## Begin Excerpted records

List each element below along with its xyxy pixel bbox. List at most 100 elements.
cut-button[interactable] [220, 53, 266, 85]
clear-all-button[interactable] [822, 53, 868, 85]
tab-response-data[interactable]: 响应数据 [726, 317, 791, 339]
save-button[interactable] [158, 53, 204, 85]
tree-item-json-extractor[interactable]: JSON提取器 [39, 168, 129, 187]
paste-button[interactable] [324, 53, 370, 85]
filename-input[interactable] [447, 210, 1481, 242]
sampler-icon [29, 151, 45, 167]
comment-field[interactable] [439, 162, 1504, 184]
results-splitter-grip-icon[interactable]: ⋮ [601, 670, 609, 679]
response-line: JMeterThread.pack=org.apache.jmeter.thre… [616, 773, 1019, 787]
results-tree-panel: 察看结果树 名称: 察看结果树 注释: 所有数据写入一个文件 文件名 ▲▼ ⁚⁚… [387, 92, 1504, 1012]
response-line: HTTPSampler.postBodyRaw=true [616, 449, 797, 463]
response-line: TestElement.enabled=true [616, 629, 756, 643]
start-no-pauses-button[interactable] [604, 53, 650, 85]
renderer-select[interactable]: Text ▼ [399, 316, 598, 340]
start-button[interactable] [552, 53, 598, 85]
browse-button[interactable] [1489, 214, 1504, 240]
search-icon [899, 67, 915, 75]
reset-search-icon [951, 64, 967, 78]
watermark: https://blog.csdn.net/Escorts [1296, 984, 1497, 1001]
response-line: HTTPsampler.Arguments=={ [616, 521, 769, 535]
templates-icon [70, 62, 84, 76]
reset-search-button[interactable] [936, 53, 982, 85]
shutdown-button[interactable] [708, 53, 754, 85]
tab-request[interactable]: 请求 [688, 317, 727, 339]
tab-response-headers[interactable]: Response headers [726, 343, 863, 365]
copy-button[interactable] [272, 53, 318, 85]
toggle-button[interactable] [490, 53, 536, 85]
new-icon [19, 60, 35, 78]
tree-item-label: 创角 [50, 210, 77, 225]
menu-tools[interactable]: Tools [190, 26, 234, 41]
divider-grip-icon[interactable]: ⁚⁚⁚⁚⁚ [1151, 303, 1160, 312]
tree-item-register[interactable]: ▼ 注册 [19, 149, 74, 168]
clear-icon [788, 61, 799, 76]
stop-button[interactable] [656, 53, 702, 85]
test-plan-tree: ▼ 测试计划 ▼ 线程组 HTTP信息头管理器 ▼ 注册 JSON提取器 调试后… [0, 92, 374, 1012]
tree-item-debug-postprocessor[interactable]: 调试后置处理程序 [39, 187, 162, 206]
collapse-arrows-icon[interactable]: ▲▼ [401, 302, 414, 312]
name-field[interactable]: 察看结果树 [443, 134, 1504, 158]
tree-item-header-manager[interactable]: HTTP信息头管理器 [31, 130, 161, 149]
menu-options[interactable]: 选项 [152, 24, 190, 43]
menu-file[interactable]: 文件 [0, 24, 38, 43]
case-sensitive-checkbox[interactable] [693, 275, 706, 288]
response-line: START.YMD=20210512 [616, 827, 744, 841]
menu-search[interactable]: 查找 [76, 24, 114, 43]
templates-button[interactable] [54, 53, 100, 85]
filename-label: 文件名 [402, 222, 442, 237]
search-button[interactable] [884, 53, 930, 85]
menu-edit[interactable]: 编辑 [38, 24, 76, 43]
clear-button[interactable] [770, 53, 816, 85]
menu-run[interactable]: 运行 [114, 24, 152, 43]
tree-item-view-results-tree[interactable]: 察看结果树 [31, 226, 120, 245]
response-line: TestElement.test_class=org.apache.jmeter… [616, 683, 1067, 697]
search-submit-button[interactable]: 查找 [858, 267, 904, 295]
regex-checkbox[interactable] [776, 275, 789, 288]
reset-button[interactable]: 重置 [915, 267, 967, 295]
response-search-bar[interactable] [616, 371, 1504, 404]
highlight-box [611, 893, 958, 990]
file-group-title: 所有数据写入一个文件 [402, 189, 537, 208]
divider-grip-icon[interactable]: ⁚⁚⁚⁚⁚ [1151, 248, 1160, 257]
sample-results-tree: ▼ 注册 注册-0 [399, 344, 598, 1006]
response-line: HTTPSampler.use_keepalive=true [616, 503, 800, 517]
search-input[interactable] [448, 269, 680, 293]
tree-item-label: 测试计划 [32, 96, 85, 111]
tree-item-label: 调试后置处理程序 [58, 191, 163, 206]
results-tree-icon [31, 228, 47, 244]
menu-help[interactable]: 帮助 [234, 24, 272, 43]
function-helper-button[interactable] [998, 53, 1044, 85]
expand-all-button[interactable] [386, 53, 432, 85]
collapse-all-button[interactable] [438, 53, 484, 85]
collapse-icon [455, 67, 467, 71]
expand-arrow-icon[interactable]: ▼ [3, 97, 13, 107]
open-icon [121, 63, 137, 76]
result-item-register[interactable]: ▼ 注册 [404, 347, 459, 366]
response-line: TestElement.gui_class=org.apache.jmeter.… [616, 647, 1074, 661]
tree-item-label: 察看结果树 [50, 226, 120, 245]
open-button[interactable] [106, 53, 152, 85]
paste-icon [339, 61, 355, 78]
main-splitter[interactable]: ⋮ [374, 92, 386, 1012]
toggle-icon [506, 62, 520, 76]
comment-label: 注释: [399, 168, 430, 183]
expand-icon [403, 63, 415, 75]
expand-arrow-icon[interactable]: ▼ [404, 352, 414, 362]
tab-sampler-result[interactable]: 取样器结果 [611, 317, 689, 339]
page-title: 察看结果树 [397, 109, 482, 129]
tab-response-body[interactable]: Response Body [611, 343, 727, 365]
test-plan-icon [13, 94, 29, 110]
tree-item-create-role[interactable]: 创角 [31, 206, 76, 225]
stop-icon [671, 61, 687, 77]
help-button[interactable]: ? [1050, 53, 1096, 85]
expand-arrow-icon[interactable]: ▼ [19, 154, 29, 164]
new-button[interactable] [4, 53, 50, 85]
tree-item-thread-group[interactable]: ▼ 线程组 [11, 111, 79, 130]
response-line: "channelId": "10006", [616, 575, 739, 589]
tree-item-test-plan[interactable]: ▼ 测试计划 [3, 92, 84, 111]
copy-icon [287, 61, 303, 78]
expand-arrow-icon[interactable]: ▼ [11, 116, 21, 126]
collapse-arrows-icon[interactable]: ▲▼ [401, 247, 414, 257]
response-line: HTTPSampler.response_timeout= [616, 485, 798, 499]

## End Excerpted records

=== Your instructions ===
Could you update these items by replacing "response-line" with "output-line" everywhere and leaving everything else unchanged?

=== Response to the exercise ===
List each element below along with its xyxy pixel bbox. List at most 100 elements.
cut-button[interactable] [220, 53, 266, 85]
clear-all-button[interactable] [822, 53, 868, 85]
tab-response-data[interactable]: 响应数据 [726, 317, 791, 339]
save-button[interactable] [158, 53, 204, 85]
tree-item-json-extractor[interactable]: JSON提取器 [39, 168, 129, 187]
paste-button[interactable] [324, 53, 370, 85]
filename-input[interactable] [447, 210, 1481, 242]
sampler-icon [29, 151, 45, 167]
comment-field[interactable] [439, 162, 1504, 184]
results-splitter-grip-icon[interactable]: ⋮ [601, 670, 609, 679]
output-line: JMeterThread.pack=org.apache.jmeter.thre… [616, 773, 1019, 787]
results-tree-panel: 察看结果树 名称: 察看结果树 注释: 所有数据写入一个文件 文件名 ▲▼ ⁚⁚… [387, 92, 1504, 1012]
output-line: HTTPSampler.postBodyRaw=true [616, 449, 797, 463]
output-line: TestElement.enabled=true [616, 629, 756, 643]
start-no-pauses-button[interactable] [604, 53, 650, 85]
renderer-select[interactable]: Text ▼ [399, 316, 598, 340]
start-button[interactable] [552, 53, 598, 85]
browse-button[interactable] [1489, 214, 1504, 240]
search-icon [899, 67, 915, 75]
reset-search-icon [951, 64, 967, 78]
watermark: https://blog.csdn.net/Escorts [1296, 984, 1497, 1001]
output-line: HTTPsampler.Arguments=={ [616, 521, 769, 535]
templates-icon [70, 62, 84, 76]
reset-search-button[interactable] [936, 53, 982, 85]
shutdown-button[interactable] [708, 53, 754, 85]
tab-request[interactable]: 请求 [688, 317, 727, 339]
tab-response-headers[interactable]: Response headers [726, 343, 863, 365]
copy-button[interactable] [272, 53, 318, 85]
toggle-button[interactable] [490, 53, 536, 85]
new-icon [19, 60, 35, 78]
tree-item-label: 创角 [50, 210, 77, 225]
menu-tools[interactable]: Tools [190, 26, 234, 41]
divider-grip-icon[interactable]: ⁚⁚⁚⁚⁚ [1151, 303, 1160, 312]
tree-item-register[interactable]: ▼ 注册 [19, 149, 74, 168]
clear-icon [788, 61, 799, 76]
stop-button[interactable] [656, 53, 702, 85]
test-plan-tree: ▼ 测试计划 ▼ 线程组 HTTP信息头管理器 ▼ 注册 JSON提取器 调试后… [0, 92, 374, 1012]
tree-item-debug-postprocessor[interactable]: 调试后置处理程序 [39, 187, 162, 206]
collapse-arrows-icon[interactable]: ▲▼ [401, 302, 414, 312]
name-field[interactable]: 察看结果树 [443, 134, 1504, 158]
tree-item-header-manager[interactable]: HTTP信息头管理器 [31, 130, 161, 149]
menu-options[interactable]: 选项 [152, 24, 190, 43]
menu-file[interactable]: 文件 [0, 24, 38, 43]
case-sensitive-checkbox[interactable] [693, 275, 706, 288]
output-line: START.YMD=20210512 [616, 827, 744, 841]
menu-search[interactable]: 查找 [76, 24, 114, 43]
templates-button[interactable] [54, 53, 100, 85]
filename-label: 文件名 [402, 222, 442, 237]
search-button[interactable] [884, 53, 930, 85]
menu-edit[interactable]: 编辑 [38, 24, 76, 43]
clear-button[interactable] [770, 53, 816, 85]
menu-run[interactable]: 运行 [114, 24, 152, 43]
tree-item-view-results-tree[interactable]: 察看结果树 [31, 226, 120, 245]
output-line: TestElement.test_class=org.apache.jmeter… [616, 683, 1067, 697]
search-submit-button[interactable]: 查找 [858, 267, 904, 295]
regex-checkbox[interactable] [776, 275, 789, 288]
reset-button[interactable]: 重置 [915, 267, 967, 295]
response-search-bar[interactable] [616, 371, 1504, 404]
highlight-box [611, 893, 958, 990]
file-group-title: 所有数据写入一个文件 [402, 189, 537, 208]
divider-grip-icon[interactable]: ⁚⁚⁚⁚⁚ [1151, 248, 1160, 257]
sample-results-tree: ▼ 注册 注册-0 [399, 344, 598, 1006]
output-line: HTTPSampler.use_keepalive=true [616, 503, 800, 517]
search-input[interactable] [448, 269, 680, 293]
tree-item-label: 测试计划 [32, 96, 85, 111]
tree-item-label: 调试后置处理程序 [58, 191, 163, 206]
results-tree-icon [31, 228, 47, 244]
menu-help[interactable]: 帮助 [234, 24, 272, 43]
function-helper-button[interactable] [998, 53, 1044, 85]
expand-all-button[interactable] [386, 53, 432, 85]
collapse-all-button[interactable] [438, 53, 484, 85]
collapse-icon [455, 67, 467, 71]
expand-arrow-icon[interactable]: ▼ [3, 97, 13, 107]
open-icon [121, 63, 137, 76]
result-item-register[interactable]: ▼ 注册 [404, 347, 459, 366]
output-line: TestElement.gui_class=org.apache.jmeter.… [616, 647, 1074, 661]
tree-item-label: 察看结果树 [50, 226, 120, 245]
open-button[interactable] [106, 53, 152, 85]
paste-icon [339, 61, 355, 78]
main-splitter[interactable]: ⋮ [374, 92, 386, 1012]
toggle-icon [506, 62, 520, 76]
comment-label: 注释: [399, 168, 430, 183]
expand-icon [403, 63, 415, 75]
expand-arrow-icon[interactable]: ▼ [404, 352, 414, 362]
tab-sampler-result[interactable]: 取样器结果 [611, 317, 689, 339]
page-title: 察看结果树 [397, 109, 482, 129]
tab-response-body[interactable]: Response Body [611, 343, 727, 365]
test-plan-icon [13, 94, 29, 110]
tree-item-create-role[interactable]: 创角 [31, 206, 76, 225]
stop-icon [671, 61, 687, 77]
help-button[interactable]: ? [1050, 53, 1096, 85]
expand-arrow-icon[interactable]: ▼ [19, 154, 29, 164]
new-button[interactable] [4, 53, 50, 85]
tree-item-thread-group[interactable]: ▼ 线程组 [11, 111, 79, 130]
output-line: "channelId": "10006", [616, 575, 739, 589]
tree-item-test-plan[interactable]: ▼ 测试计划 [3, 92, 84, 111]
copy-icon [287, 61, 303, 78]
expand-arrow-icon[interactable]: ▼ [11, 116, 21, 126]
collapse-arrows-icon[interactable]: ▲▼ [401, 247, 414, 257]
output-line: HTTPSampler.response_timeout= [616, 485, 798, 499]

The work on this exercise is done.